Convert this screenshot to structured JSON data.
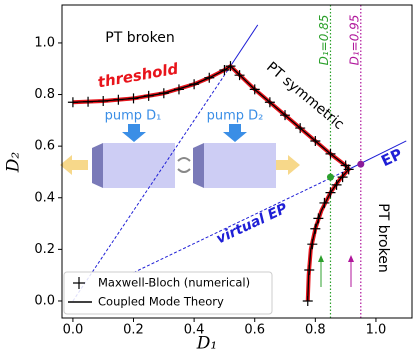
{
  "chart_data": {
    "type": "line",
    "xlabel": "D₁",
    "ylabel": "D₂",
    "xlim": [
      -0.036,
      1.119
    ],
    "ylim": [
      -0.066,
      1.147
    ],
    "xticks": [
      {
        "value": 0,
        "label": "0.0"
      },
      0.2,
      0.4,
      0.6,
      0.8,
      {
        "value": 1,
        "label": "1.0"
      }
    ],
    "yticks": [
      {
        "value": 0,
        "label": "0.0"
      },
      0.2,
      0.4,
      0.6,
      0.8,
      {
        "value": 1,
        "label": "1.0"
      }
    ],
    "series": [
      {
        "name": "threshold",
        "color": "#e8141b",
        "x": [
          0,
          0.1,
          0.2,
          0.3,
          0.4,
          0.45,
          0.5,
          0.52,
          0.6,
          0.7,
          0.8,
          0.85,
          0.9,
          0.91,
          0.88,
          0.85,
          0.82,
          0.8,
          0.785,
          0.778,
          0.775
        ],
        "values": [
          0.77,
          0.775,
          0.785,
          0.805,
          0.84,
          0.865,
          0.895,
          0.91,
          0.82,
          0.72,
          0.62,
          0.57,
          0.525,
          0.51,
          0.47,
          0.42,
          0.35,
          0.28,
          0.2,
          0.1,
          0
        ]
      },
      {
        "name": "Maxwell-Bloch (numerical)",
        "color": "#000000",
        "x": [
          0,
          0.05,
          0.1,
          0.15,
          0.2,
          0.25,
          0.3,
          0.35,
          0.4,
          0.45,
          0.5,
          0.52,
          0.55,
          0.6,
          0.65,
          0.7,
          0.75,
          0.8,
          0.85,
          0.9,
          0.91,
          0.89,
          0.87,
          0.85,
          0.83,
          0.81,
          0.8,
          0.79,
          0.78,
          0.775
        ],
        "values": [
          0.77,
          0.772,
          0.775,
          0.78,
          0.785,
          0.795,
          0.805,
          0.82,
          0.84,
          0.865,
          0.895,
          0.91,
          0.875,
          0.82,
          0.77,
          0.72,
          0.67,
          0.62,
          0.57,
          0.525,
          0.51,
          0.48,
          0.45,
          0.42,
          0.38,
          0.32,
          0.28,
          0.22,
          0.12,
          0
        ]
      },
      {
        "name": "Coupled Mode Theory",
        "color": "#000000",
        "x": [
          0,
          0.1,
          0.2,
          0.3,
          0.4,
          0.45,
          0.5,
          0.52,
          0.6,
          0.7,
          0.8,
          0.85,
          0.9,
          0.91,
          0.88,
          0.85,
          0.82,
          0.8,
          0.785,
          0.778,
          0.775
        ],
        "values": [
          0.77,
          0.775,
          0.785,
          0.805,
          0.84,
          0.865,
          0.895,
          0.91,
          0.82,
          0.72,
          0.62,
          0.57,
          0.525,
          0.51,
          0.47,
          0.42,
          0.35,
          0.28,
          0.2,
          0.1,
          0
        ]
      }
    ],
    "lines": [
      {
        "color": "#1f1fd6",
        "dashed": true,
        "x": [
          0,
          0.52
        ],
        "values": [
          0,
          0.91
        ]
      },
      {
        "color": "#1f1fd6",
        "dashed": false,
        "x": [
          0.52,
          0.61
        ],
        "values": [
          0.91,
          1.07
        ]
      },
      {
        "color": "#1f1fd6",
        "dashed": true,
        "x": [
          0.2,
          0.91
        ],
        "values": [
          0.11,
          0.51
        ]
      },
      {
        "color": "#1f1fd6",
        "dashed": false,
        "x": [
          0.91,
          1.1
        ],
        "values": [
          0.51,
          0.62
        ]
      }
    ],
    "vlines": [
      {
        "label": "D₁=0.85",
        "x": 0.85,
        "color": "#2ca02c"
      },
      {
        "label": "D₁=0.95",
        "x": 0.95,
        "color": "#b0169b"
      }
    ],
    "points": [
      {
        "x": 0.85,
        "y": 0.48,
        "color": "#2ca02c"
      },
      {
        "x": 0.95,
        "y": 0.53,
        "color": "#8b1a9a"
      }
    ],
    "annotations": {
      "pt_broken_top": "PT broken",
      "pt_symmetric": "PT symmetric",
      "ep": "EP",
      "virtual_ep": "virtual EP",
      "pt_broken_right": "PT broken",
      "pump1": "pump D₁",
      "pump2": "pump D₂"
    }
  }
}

*-*-*

**Requirement**.
Print out the material word for word, omitting the pictures.

**Worked answer**.
Convert this screenshot to structured JSON data.
{
  "chart_data": {
    "type": "line",
    "xlabel": "D₁",
    "ylabel": "D₂",
    "xlim": [
      -0.036,
      1.119
    ],
    "ylim": [
      -0.066,
      1.147
    ],
    "xticks": [
      {
        "value": 0,
        "label": "0.0"
      },
      0.2,
      0.4,
      0.6,
      0.8,
      {
        "value": 1,
        "label": "1.0"
      }
    ],
    "yticks": [
      {
        "value": 0,
        "label": "0.0"
      },
      0.2,
      0.4,
      0.6,
      0.8,
      {
        "value": 1,
        "label": "1.0"
      }
    ],
    "series": [
      {
        "name": "threshold",
        "color": "#e8141b",
        "x": [
          0,
          0.1,
          0.2,
          0.3,
          0.4,
          0.45,
          0.5,
          0.52,
          0.6,
          0.7,
          0.8,
          0.85,
          0.9,
          0.91,
          0.88,
          0.85,
          0.82,
          0.8,
          0.785,
          0.778,
          0.775
        ],
        "values": [
          0.77,
          0.775,
          0.785,
          0.805,
          0.84,
          0.865,
          0.895,
          0.91,
          0.82,
          0.72,
          0.62,
          0.57,
          0.525,
          0.51,
          0.47,
          0.42,
          0.35,
          0.28,
          0.2,
          0.1,
          0
        ]
      },
      {
        "name": "Maxwell-Bloch (numerical)",
        "color": "#000000",
        "x": [
          0,
          0.05,
          0.1,
          0.15,
          0.2,
          0.25,
          0.3,
          0.35,
          0.4,
          0.45,
          0.5,
          0.52,
          0.55,
          0.6,
          0.65,
          0.7,
          0.75,
          0.8,
          0.85,
          0.9,
          0.91,
          0.89,
          0.87,
          0.85,
          0.83,
          0.81,
          0.8,
          0.79,
          0.78,
          0.775
        ],
        "values": [
          0.77,
          0.772,
          0.775,
          0.78,
          0.785,
          0.795,
          0.805,
          0.82,
          0.84,
          0.865,
          0.895,
          0.91,
          0.875,
          0.82,
          0.77,
          0.72,
          0.67,
          0.62,
          0.57,
          0.525,
          0.51,
          0.48,
          0.45,
          0.42,
          0.38,
          0.32,
          0.28,
          0.22,
          0.12,
          0
        ]
      },
      {
        "name": "Coupled Mode Theory",
        "color": "#000000",
        "x": [
          0,
          0.1,
          0.2,
          0.3,
          0.4,
          0.45,
          0.5,
          0.52,
          0.6,
          0.7,
          0.8,
          0.85,
          0.9,
          0.91,
          0.88,
          0.85,
          0.82,
          0.8,
          0.785,
          0.778,
          0.775
        ],
        "values": [
          0.77,
          0.775,
          0.785,
          0.805,
          0.84,
          0.865,
          0.895,
          0.91,
          0.82,
          0.72,
          0.62,
          0.57,
          0.525,
          0.51,
          0.47,
          0.42,
          0.35,
          0.28,
          0.2,
          0.1,
          0
        ]
      }
    ],
    "lines": [
      {
        "color": "#1f1fd6",
        "dashed": true,
        "x": [
          0,
          0.52
        ],
        "values": [
          0,
          0.91
        ]
      },
      {
        "color": "#1f1fd6",
        "dashed": false,
        "x": [
          0.52,
          0.61
        ],
        "values": [
          0.91,
          1.07
        ]
      },
      {
        "color": "#1f1fd6",
        "dashed": true,
        "x": [
          0.2,
          0.91
        ],
        "values": [
          0.11,
          0.51
        ]
      },
      {
        "color": "#1f1fd6",
        "dashed": false,
        "x": [
          0.91,
          1.1
        ],
        "values": [
          0.51,
          0.62
        ]
      }
    ],
    "vlines": [
      {
        "label": "D₁=0.85",
        "x": 0.85,
        "color": "#2ca02c"
      },
      {
        "label": "D₁=0.95",
        "x": 0.95,
        "color": "#b0169b"
      }
    ],
    "points": [
      {
        "x": 0.85,
        "y": 0.48,
        "color": "#2ca02c"
      },
      {
        "x": 0.95,
        "y": 0.53,
        "color": "#8b1a9a"
      }
    ],
    "annotations": {
      "pt_broken_top": "PT broken",
      "pt_symmetric": "PT symmetric",
      "ep": "EP",
      "virtual_ep": "virtual EP",
      "pt_broken_right": "PT broken",
      "pump1": "pump D₁",
      "pump2": "pump D₂"
    }
  }
}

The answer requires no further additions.